** start Raw records **

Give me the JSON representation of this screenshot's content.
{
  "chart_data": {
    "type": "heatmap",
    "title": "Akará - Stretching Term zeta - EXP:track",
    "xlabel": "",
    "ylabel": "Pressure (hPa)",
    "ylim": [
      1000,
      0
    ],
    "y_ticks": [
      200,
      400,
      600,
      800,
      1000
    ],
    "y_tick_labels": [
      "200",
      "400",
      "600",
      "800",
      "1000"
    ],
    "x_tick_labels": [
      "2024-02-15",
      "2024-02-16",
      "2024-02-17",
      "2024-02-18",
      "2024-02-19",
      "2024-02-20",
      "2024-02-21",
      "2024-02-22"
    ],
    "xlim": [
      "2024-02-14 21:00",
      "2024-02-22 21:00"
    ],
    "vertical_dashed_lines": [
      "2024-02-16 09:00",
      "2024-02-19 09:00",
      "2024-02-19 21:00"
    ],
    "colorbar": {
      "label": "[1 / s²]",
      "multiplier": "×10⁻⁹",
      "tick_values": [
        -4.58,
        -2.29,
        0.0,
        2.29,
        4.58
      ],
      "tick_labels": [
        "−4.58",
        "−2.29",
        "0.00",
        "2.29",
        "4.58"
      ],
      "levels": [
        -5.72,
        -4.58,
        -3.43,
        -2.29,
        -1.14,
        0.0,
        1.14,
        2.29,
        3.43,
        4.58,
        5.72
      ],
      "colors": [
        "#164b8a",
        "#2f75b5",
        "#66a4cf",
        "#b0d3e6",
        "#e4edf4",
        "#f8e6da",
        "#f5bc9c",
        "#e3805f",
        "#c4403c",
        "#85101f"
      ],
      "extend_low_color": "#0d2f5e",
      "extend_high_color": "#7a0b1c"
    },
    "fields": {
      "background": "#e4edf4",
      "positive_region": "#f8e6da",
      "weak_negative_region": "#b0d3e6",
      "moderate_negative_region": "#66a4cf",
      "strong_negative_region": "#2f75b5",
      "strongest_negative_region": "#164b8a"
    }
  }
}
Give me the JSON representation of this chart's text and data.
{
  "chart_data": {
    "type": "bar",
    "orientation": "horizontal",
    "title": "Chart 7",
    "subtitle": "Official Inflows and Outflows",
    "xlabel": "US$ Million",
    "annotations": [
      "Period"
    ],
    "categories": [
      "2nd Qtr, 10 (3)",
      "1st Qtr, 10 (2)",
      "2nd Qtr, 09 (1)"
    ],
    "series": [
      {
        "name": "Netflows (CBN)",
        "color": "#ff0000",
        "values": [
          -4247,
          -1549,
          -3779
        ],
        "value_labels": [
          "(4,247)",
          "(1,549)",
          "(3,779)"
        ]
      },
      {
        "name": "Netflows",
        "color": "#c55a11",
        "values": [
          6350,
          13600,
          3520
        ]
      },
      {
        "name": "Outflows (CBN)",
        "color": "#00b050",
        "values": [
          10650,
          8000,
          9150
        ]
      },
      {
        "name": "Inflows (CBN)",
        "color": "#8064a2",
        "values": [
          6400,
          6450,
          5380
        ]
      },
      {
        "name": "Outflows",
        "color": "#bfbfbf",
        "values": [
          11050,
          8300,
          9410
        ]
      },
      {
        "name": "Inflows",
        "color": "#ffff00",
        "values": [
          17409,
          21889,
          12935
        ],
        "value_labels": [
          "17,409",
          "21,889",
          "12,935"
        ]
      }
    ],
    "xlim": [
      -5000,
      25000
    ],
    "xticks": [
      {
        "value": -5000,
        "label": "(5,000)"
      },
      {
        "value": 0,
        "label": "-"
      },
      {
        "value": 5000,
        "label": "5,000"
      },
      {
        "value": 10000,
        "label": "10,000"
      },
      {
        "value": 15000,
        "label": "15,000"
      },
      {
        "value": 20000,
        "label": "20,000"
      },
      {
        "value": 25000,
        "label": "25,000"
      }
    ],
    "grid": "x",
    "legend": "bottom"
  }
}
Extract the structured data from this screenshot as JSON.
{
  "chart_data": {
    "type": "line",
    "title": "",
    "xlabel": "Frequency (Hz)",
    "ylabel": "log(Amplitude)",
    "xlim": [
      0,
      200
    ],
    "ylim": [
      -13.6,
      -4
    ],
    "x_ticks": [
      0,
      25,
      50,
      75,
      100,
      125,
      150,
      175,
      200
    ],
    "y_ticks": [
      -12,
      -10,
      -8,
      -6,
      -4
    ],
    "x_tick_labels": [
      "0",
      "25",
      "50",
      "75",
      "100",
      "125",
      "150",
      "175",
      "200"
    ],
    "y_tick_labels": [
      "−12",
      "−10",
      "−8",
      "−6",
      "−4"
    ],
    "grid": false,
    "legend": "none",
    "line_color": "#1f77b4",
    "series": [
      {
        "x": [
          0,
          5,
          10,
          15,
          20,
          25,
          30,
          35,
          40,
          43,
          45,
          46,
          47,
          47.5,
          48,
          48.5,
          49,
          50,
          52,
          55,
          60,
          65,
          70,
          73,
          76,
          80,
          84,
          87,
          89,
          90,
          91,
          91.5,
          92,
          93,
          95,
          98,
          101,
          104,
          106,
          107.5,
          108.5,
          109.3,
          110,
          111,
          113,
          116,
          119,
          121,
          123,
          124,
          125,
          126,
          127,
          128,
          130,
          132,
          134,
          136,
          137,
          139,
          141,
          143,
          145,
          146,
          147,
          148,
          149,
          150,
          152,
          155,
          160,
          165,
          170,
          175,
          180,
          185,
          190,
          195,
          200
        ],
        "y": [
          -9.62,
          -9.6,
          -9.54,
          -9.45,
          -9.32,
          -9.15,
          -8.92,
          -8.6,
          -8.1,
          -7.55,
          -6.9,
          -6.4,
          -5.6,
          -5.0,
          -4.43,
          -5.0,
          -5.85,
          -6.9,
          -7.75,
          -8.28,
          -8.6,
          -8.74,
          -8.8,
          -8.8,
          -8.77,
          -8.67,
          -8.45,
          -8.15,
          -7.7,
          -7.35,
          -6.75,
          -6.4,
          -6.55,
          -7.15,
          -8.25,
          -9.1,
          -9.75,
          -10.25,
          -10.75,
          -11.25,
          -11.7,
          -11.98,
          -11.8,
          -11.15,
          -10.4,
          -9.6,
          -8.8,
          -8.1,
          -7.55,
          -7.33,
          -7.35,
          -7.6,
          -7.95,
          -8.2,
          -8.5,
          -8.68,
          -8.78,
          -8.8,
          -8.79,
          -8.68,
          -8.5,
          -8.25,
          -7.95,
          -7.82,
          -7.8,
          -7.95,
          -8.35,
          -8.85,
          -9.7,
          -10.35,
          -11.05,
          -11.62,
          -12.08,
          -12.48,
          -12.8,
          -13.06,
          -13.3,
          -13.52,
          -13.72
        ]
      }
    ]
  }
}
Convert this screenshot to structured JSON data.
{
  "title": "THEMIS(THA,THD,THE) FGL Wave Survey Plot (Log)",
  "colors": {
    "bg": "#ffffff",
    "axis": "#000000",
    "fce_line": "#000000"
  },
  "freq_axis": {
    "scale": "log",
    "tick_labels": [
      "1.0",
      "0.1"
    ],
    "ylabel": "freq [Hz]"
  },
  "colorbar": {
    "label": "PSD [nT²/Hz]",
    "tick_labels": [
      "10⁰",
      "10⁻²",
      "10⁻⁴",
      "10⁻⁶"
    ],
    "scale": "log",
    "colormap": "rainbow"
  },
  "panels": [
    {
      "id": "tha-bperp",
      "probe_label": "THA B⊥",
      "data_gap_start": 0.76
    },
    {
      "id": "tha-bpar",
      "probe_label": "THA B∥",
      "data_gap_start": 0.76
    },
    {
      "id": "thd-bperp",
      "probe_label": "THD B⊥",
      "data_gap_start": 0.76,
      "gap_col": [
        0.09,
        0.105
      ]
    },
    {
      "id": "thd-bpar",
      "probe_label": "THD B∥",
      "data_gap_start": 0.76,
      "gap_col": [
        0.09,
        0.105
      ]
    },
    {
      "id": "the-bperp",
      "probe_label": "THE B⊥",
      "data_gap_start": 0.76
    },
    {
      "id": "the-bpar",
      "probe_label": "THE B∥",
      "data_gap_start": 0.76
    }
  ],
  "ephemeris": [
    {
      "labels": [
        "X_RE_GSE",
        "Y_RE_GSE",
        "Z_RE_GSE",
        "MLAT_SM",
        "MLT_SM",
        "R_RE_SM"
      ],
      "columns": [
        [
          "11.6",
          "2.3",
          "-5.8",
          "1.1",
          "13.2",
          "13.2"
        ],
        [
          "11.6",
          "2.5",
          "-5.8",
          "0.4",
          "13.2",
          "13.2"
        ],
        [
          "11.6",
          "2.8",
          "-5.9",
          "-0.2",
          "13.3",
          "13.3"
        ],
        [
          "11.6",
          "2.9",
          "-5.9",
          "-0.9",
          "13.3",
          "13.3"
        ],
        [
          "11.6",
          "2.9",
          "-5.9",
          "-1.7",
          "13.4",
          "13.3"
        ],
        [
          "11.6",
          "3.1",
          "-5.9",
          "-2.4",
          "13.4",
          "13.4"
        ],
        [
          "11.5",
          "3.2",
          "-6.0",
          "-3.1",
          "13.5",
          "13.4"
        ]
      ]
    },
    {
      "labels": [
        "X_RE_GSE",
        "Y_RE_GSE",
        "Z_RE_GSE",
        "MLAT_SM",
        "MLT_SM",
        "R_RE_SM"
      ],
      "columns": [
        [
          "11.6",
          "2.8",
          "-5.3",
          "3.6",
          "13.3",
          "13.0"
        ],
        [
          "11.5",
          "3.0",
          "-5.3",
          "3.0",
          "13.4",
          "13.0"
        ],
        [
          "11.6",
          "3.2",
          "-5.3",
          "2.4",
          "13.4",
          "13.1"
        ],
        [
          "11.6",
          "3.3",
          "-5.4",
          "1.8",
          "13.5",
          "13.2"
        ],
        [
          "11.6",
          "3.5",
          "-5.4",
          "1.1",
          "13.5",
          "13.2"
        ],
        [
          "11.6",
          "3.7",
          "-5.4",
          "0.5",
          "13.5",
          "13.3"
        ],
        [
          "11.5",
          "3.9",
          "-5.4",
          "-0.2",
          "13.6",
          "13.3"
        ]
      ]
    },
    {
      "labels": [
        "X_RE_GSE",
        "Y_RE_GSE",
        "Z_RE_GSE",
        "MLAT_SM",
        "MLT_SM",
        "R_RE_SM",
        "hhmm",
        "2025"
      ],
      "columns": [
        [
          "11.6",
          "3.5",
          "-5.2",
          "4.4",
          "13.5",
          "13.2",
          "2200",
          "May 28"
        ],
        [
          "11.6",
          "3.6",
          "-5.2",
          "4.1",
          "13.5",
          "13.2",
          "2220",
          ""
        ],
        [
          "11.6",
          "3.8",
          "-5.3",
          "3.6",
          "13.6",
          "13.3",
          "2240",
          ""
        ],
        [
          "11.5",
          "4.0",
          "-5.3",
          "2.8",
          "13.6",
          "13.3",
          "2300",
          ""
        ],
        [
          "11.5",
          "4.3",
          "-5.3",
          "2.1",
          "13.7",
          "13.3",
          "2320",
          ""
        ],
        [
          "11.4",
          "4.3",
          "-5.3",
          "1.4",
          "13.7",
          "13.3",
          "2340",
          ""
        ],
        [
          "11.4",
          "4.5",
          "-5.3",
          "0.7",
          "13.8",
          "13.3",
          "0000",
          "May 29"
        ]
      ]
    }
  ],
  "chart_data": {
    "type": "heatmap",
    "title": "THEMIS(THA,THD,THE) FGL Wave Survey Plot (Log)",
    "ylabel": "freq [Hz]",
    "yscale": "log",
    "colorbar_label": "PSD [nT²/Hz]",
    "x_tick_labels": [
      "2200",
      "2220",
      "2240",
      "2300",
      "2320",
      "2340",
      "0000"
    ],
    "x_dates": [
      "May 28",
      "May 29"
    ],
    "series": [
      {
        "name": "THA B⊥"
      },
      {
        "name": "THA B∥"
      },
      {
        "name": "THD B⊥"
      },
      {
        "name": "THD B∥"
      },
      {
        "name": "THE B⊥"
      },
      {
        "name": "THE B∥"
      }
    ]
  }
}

** end Raw records **

> **Stated problem**: Select and copy each line from the data that includes the word "structured".

> **Output of the task**:
Extract the structured data from this screenshot as JSON.
Convert this screenshot to structured JSON data.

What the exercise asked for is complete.